(Problem description): Identify the lines that include the word "Juízo", then copy all of them.

(Dataset rows):
----------------

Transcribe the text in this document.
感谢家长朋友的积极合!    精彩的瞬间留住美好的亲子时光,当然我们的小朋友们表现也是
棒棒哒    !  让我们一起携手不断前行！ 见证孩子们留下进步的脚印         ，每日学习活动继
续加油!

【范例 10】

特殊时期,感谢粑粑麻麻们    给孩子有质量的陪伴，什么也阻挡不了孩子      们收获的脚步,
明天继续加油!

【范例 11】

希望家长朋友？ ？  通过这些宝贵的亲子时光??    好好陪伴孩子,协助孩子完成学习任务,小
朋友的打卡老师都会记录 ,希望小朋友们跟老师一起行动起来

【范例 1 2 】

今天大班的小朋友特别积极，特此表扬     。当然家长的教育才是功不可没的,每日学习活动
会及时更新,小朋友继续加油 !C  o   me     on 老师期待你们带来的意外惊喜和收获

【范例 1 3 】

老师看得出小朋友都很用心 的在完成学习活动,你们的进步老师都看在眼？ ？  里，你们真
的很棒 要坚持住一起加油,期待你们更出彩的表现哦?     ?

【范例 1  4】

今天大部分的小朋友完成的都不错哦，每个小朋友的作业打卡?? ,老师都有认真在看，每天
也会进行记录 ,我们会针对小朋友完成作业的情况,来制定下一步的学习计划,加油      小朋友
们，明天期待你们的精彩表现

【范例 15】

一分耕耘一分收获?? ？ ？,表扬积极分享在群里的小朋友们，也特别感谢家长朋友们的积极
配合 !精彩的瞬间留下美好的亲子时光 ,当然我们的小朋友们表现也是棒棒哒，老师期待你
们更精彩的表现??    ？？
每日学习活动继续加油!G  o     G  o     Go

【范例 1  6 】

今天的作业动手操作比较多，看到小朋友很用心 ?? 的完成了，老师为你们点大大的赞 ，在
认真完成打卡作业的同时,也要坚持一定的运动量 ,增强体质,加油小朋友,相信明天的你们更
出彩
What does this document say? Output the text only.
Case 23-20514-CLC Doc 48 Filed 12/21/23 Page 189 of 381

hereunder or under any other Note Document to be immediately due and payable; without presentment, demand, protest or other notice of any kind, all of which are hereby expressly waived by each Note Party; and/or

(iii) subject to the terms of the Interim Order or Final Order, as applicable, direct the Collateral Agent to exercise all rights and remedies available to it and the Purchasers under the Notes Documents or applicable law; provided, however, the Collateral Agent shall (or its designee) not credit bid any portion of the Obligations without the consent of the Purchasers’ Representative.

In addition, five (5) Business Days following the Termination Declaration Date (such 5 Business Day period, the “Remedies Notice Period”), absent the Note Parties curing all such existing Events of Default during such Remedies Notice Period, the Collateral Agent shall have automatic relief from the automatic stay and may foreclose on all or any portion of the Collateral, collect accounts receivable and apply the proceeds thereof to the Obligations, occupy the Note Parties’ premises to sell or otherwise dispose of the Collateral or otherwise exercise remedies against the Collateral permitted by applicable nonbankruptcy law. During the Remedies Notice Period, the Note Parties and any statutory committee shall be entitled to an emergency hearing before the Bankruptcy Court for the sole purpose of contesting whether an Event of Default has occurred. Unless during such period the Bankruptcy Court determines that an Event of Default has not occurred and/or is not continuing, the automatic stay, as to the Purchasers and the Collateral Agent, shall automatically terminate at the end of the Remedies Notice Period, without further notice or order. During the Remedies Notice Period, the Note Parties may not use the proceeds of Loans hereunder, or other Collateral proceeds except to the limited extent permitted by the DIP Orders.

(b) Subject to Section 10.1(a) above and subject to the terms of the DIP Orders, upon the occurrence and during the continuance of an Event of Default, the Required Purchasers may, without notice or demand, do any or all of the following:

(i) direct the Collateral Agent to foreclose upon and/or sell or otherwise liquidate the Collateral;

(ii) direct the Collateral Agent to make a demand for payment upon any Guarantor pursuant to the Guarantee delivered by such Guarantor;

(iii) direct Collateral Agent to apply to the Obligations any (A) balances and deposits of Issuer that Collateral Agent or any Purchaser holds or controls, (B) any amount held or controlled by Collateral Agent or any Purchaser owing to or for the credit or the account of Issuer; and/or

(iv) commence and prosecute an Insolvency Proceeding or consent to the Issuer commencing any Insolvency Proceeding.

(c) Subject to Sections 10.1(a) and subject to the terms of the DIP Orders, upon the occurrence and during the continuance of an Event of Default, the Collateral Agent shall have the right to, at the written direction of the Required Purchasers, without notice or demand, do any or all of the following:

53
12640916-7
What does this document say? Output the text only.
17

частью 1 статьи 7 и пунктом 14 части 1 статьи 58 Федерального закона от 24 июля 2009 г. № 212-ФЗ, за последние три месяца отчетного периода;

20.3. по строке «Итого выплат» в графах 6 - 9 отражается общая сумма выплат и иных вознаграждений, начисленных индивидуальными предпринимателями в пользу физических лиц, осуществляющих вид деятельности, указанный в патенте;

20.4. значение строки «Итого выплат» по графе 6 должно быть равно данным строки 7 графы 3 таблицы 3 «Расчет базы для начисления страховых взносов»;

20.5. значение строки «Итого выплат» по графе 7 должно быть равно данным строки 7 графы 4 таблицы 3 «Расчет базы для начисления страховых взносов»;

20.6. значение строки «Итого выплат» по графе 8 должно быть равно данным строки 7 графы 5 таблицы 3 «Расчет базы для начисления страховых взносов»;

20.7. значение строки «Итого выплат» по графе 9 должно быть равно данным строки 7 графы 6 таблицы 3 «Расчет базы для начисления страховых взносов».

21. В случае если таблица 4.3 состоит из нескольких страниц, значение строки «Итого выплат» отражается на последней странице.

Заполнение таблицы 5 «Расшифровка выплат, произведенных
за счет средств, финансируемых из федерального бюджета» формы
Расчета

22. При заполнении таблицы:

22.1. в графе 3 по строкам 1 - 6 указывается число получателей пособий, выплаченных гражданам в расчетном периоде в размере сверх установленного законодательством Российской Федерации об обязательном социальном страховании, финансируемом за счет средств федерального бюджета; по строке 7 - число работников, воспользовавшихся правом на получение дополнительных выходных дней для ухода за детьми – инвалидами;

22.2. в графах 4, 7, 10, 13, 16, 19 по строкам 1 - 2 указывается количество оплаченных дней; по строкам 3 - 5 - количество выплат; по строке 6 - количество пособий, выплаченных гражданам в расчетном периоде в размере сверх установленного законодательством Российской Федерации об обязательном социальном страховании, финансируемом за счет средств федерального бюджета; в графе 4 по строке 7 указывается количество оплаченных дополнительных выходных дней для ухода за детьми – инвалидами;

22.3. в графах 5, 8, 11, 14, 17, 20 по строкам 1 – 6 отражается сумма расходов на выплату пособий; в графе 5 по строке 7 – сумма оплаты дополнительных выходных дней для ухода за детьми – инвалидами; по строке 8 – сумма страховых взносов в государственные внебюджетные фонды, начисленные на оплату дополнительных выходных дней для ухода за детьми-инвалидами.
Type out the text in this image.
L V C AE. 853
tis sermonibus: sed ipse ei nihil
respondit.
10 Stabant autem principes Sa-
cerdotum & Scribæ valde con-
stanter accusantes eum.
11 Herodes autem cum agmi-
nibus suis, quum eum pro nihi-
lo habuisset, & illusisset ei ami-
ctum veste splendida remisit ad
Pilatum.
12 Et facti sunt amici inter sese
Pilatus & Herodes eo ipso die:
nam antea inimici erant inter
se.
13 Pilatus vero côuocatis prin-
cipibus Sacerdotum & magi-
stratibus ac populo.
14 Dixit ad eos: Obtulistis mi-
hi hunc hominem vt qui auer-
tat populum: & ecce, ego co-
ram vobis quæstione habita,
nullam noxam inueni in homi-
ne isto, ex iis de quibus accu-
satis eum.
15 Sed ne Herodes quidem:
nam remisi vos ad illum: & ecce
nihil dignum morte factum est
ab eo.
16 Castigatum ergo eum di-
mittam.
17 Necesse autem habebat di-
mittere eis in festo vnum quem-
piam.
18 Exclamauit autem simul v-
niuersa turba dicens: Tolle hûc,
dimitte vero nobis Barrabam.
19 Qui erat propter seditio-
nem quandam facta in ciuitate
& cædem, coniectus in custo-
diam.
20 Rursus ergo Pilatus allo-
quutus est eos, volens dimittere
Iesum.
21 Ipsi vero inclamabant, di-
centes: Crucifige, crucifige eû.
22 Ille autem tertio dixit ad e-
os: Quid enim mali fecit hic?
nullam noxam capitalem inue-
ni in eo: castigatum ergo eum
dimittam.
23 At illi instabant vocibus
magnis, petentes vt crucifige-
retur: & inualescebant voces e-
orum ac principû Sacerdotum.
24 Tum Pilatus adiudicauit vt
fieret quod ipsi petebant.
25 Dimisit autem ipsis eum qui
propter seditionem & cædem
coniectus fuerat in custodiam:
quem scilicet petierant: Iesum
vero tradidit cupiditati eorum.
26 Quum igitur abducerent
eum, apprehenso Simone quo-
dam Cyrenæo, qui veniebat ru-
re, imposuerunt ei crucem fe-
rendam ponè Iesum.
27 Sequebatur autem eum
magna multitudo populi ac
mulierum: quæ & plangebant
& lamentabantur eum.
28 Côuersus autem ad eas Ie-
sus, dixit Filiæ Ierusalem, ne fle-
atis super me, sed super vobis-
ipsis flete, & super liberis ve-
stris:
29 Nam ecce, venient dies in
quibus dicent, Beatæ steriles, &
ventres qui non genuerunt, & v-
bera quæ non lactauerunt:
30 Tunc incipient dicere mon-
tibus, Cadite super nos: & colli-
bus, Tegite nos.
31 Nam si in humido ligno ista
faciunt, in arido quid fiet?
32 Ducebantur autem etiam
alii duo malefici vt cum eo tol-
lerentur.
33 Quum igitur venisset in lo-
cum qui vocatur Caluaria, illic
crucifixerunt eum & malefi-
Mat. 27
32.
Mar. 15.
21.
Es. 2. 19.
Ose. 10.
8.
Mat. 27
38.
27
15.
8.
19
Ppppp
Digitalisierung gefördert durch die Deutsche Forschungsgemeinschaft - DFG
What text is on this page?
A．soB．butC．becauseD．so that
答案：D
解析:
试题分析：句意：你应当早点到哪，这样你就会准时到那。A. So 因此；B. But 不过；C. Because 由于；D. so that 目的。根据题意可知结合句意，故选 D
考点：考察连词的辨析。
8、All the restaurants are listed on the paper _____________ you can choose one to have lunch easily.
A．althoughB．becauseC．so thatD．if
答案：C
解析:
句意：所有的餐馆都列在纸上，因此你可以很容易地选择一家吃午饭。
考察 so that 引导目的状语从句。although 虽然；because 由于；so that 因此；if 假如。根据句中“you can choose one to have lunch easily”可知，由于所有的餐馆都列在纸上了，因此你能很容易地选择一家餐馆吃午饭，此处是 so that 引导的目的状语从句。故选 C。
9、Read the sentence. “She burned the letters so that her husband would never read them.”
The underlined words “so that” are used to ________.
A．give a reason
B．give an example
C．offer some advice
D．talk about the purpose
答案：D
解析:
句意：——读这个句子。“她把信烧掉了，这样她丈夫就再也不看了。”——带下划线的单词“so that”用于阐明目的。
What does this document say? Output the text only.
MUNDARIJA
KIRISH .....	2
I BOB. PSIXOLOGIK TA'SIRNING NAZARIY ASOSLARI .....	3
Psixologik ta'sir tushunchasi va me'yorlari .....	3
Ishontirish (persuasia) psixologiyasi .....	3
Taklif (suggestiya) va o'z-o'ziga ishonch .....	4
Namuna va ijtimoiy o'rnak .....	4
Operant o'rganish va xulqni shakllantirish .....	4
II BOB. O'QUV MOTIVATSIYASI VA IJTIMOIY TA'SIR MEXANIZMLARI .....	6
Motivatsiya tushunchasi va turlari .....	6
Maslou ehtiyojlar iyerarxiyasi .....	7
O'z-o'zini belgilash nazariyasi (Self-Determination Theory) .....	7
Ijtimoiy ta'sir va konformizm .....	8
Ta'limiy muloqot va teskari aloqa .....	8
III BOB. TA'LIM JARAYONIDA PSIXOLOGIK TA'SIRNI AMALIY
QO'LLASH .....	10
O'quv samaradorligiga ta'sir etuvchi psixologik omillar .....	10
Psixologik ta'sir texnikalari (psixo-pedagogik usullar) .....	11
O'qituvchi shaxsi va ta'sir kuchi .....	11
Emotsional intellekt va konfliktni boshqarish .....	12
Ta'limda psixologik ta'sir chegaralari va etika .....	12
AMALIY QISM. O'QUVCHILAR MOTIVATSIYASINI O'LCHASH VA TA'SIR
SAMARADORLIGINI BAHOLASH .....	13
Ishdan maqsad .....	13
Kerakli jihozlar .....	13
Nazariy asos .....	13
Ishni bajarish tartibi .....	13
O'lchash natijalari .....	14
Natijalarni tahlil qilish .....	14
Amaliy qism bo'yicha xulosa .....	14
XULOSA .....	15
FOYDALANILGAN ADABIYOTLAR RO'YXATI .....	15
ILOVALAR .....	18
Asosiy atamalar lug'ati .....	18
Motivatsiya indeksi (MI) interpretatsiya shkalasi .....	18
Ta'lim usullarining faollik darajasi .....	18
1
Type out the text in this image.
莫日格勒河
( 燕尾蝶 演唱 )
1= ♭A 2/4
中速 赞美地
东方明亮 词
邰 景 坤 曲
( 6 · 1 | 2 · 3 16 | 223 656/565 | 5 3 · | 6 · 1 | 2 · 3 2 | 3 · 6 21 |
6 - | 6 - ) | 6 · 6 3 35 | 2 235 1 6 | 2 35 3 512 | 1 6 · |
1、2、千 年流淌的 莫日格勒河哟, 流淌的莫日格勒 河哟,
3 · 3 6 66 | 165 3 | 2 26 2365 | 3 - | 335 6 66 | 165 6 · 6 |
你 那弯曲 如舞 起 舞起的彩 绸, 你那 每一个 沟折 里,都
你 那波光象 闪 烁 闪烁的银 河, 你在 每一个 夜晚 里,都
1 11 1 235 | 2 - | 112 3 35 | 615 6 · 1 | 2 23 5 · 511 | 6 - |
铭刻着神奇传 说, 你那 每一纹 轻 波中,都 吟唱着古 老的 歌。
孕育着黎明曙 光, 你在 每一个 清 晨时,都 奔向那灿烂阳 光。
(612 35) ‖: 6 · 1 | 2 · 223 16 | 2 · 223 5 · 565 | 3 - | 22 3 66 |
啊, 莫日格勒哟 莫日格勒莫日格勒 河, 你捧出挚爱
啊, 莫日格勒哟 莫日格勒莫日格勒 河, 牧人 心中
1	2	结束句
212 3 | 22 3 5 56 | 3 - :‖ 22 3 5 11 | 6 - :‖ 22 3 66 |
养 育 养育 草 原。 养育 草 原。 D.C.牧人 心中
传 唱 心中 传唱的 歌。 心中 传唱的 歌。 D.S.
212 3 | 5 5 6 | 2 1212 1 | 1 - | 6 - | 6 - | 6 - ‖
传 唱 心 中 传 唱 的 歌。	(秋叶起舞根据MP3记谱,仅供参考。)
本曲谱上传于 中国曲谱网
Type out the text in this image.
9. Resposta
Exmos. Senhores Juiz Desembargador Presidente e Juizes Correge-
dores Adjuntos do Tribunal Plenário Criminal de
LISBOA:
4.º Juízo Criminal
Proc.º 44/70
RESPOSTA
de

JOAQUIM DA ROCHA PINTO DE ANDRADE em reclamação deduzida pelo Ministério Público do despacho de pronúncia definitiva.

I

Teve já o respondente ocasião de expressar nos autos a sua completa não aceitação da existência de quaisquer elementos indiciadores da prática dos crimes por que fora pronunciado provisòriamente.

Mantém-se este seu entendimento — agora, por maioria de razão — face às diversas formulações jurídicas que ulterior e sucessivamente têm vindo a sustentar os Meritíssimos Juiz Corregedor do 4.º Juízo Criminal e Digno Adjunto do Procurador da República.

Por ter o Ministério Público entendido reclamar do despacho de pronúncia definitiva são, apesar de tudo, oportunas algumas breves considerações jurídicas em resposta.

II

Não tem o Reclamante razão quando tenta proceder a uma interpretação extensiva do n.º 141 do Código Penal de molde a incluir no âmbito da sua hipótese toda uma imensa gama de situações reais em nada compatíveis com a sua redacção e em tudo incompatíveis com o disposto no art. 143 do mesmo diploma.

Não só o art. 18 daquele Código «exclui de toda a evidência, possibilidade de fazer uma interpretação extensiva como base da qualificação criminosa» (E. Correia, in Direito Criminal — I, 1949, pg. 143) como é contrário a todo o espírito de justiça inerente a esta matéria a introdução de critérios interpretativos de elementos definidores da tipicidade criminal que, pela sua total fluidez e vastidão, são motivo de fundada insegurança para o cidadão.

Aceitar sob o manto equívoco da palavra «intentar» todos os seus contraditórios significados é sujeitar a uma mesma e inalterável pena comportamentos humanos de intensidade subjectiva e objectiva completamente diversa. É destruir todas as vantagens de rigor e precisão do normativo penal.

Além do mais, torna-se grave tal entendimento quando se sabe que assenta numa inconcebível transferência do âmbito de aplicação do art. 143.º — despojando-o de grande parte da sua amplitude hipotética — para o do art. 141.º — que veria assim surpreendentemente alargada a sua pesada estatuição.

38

----------------

(Result of the task):
4.º Juízo Criminal
Mantém-se este seu entendimento — agora, por maioria de razão — face às diversas formulações jurídicas que ulterior e sucessivamente têm vindo a sustentar os Meritíssimos Juiz Corregedor do 4.º Juízo Criminal e Digno Adjunto do Procurador da República.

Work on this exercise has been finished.